* **Challenge**
Can you repeat everything from the line containing "701, 250, 713]" down to the line containing "756, 282, 770]", substituting "color-key" for each "legend-swatch" and changing nothing else?

Spatial annotation rows:

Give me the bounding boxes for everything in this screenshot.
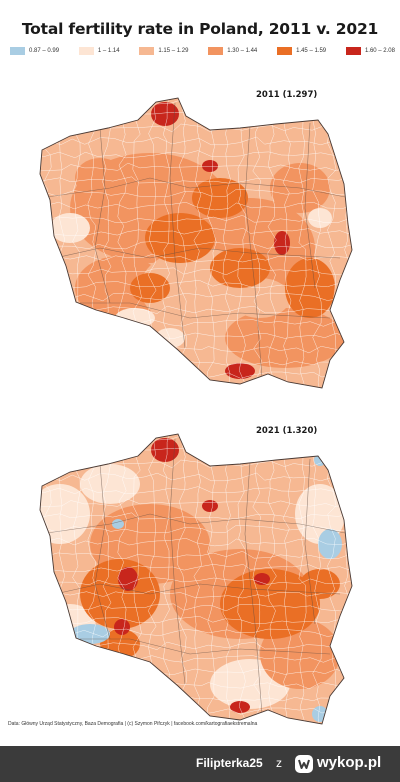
county-cluster	[230, 701, 250, 713]
legend-item: 1.15 – 1.29	[139, 47, 188, 55]
county-cluster	[274, 231, 290, 255]
county-cluster	[230, 278, 290, 318]
county-cluster	[202, 500, 218, 512]
county-cluster	[308, 208, 332, 228]
county-cluster	[202, 160, 218, 172]
voivodeship-boundaries	[40, 438, 351, 715]
source-note: Data: Główny Urząd Statystyczny, Baza De…	[8, 721, 258, 727]
county-cluster	[75, 256, 165, 320]
legend-label: 1 – 1.14	[97, 48, 120, 54]
county-cluster	[112, 519, 124, 529]
legend-swatch	[208, 47, 224, 55]
country-border	[39, 97, 353, 389]
map-legend: 0.87 – 0.99 1 – 1.14 1.15 – 1.29 1.30 – …	[10, 47, 395, 55]
legend-label: 1.45 – 1.59	[296, 48, 327, 54]
legend-swatch	[78, 47, 94, 55]
county-cluster	[118, 567, 138, 591]
footer-separator: z	[276, 756, 282, 770]
county-cluster	[70, 624, 110, 644]
map-2021	[39, 433, 353, 725]
county-cluster	[220, 569, 320, 639]
legend-swatch	[345, 47, 361, 55]
county-cluster	[114, 619, 130, 635]
map-2011	[39, 97, 353, 389]
wykop-logo-icon	[295, 755, 313, 773]
county-cluster	[254, 573, 270, 585]
map-2021-label: 2021 (1.320)	[256, 426, 318, 436]
county-fills	[40, 434, 352, 724]
county-cluster	[98, 654, 122, 674]
county-cluster	[151, 438, 179, 462]
county-cluster	[155, 328, 185, 348]
legend-label: 1.30 – 1.44	[227, 48, 258, 54]
legend-label: 1.60 – 2.08	[364, 48, 395, 54]
county-cluster	[130, 273, 170, 303]
county-cluster	[80, 559, 160, 629]
legend-item: 1.30 – 1.44	[208, 47, 257, 55]
county-cluster	[145, 213, 215, 263]
footer-bar: Filipterka25 z wykop.pl	[0, 746, 400, 782]
legend-item: 1.60 – 2.08	[345, 47, 395, 55]
footer-site-name[interactable]: wykop.pl	[317, 754, 382, 771]
county-boundaries	[40, 434, 352, 724]
county-cluster	[192, 178, 248, 218]
page-title: Total fertility rate in Poland, 2011 v. …	[21, 20, 379, 38]
country-border	[39, 433, 353, 725]
legend-swatch	[10, 47, 25, 55]
county-cluster	[312, 706, 328, 722]
legend-item: 0.87 – 0.99	[10, 47, 59, 55]
voivodeship-boundaries	[40, 102, 351, 379]
legend-swatch	[139, 47, 155, 55]
county-fills	[40, 98, 352, 388]
county-cluster	[285, 258, 335, 318]
footer-username[interactable]: Filipterka25	[196, 756, 263, 770]
legend-label: 1.15 – 1.29	[158, 48, 189, 54]
county-cluster	[80, 464, 140, 504]
legend-label: 0.87 – 0.99	[29, 48, 60, 54]
map-2011-label: 2011 (1.297)	[256, 90, 318, 100]
legend-item: 1 – 1.14	[78, 47, 120, 55]
county-cluster	[225, 308, 345, 368]
county-cluster	[300, 569, 340, 599]
county-cluster	[151, 102, 179, 126]
legend-item: 1.45 – 1.59	[277, 47, 326, 55]
legend-swatch	[277, 47, 293, 55]
county-cluster	[210, 248, 270, 288]
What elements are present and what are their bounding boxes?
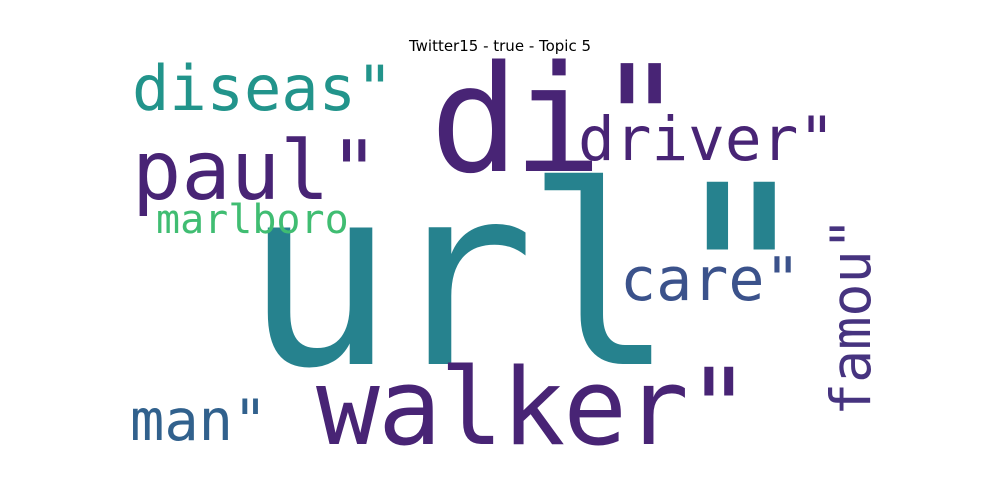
page-title: Twitter15 - true - Topic 5 [408, 37, 592, 55]
word-famou: famou" [819, 217, 883, 416]
word-cloud: url" di" walker" paul" diseas" driver" m… [126, 46, 883, 469]
word-care: care" [620, 245, 801, 315]
word-url: url" [244, 132, 816, 423]
word-paul: paul" [132, 124, 379, 219]
word-walker: walker" [316, 346, 751, 469]
word-di: di" [430, 34, 685, 206]
word-marlboro: marlboro [156, 197, 349, 243]
word-man: man" [130, 388, 268, 454]
word-diseas: diseas" [132, 52, 394, 125]
word-driver: driver" [578, 104, 836, 175]
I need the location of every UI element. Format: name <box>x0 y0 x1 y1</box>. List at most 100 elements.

* **Right answer**
county-cluster	[230, 701, 250, 713]
legend-item: 1.15 – 1.29	[139, 47, 188, 55]
county-cluster	[274, 231, 290, 255]
county-cluster	[230, 278, 290, 318]
county-cluster	[202, 500, 218, 512]
county-cluster	[308, 208, 332, 228]
county-cluster	[202, 160, 218, 172]
voivodeship-boundaries	[40, 438, 351, 715]
source-note: Data: Główny Urząd Statystyczny, Baza De…	[8, 721, 258, 727]
county-cluster	[75, 256, 165, 320]
legend-label: 1 – 1.14	[97, 48, 120, 54]
county-cluster	[112, 519, 124, 529]
color-key	[208, 47, 224, 55]
country-border	[39, 97, 353, 389]
map-legend: 0.87 – 0.99 1 – 1.14 1.15 – 1.29 1.30 – …	[10, 47, 395, 55]
legend-label: 1.45 – 1.59	[296, 48, 327, 54]
color-key	[78, 47, 94, 55]
county-cluster	[118, 567, 138, 591]
footer-separator: z	[276, 756, 282, 770]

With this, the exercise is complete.